- _Podany fragment_
################
Pozwany wniósł o oddalenie powództwa i zasądzenie kosztów sporu. Zarzucił, że prace wykonał terminowo w sposób odpowiadający sztuce budowlanej i zgodnie z wytycznymi powódki, która w trakcie realizacji umowy nie zgłaszała zastrzeżeń. W ocenie pozwanego nie zachodziły przesłanki ustawowe z art. 636 i 637 k.c. do odstąpienia od umowy jak i uprawnienie do powoływanie się na roszczenia z rękojmi. Podkreślał, że kilkukrotnie informował powódkę, iż dla prawidłowego funkcjonowania ułożonej kostki niezbędne było kilkukrotne piaskowanie, tak by kostki zaklinowały się między sobą zaś wykonanie dodatkowego piaskowania nie należało do zakresu jego prac. Według pozwanego szkody niepowstałyby gdyby powódka zastosowała się do zaleceń w tym zakresie. Wskazał, że kostkę zakupiła powódka i nie mógł ponosić odpowiedzialności za jej właściwości.

Zaskarżonym wyrokiem Sąd Rejonowy uwzględnił powództwo w całości i obciążył pozwanego kosztami procesu.
################
- _Dostarczone dane_
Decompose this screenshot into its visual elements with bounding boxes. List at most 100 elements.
################
- _Treść zadania_
Kontynuuj fragment o sporze dotyczącym ułożenia kostki brukowej, zaczynając od miejsca po jego ostatnim zdaniu.

- _Odpowiedź_
Wyrok ten zapadł po ustaleniu, że powódka zawarła z pozwanym ustną umowę o dzieło, której przedmiotem było wykonanie na nieruchomości powódki nawierzchni z kostki brukowej. Strony ustalił wynagrodzenie na 100 zł za ułożenie każdego metra kostki na placu i 70 zł za metr kostki na chodniku. Kostkę dostarczyła powódka, a resztę materiałów pozwany. Wynagrodzenie zostało wypłacane pozwanemu w formie zaliczek na łączną kwotę 42.529 zł. Prace na nieruchomości powódki trwały od września do listopada 2011 r. Elementy zamówienia, które nie zostały w tym okresie zrealizowane miały być dokończone wiosną 2012 r. Na wiosnę okazało się, że na placu zaczęły powstawać kałuże, a kostki były niestabilne. Pozwany nie podjął żadnych dodatkowych prac. Nie informował również powódki o konieczności dodatkowego piaskowania, czy ubijania kostki. W trakcie wykonywania prac przez pozwanego, ani bezpośrednio po nich, powódka nie zgłaszała żadnych zastrzeżeń co do wykonania prac i ich jakości.

Sąd Rejonowy ustalił też, że po wystąpieniu wad powódka zleciła rzeczoznawcy sporządzenie ekspertyzy celem ustalenia przyczyny ich powstania. Rzeczoznawca stwierdził niedowymiarowanie konstrukcji nawierzchni ze względu na ochronę mrozową podłoża. Wskazał, że wypiętrzenia nawierzchni spowodowane są zmianami wysadzinowymi spowodowanymi przez wodę zamarzającą w podłożu i warstwie podbudowy a podbudowa z kruszywa łamanego z łupka przywęglowego nie spełnia wymagań odporności mrozowej. Rzeczoznawca wskazał także, że okresowy zły stan techniczny nawierzchni będzie się powtarzał w okresach mrozu wywołując trwałe zmiany w równości nawierzchni. Celem rozwiązania problemu zaproponował usuniecie konstrukcji, przegłębienie koryta i odtworzenie konstrukcji z podbudową grubości 30 cm z właściwego kruszywa lub recykling materiału podbudowy i podłoża na głębokość 30 cm z dodatkiem cementu i ponowne wbudowanie kostki.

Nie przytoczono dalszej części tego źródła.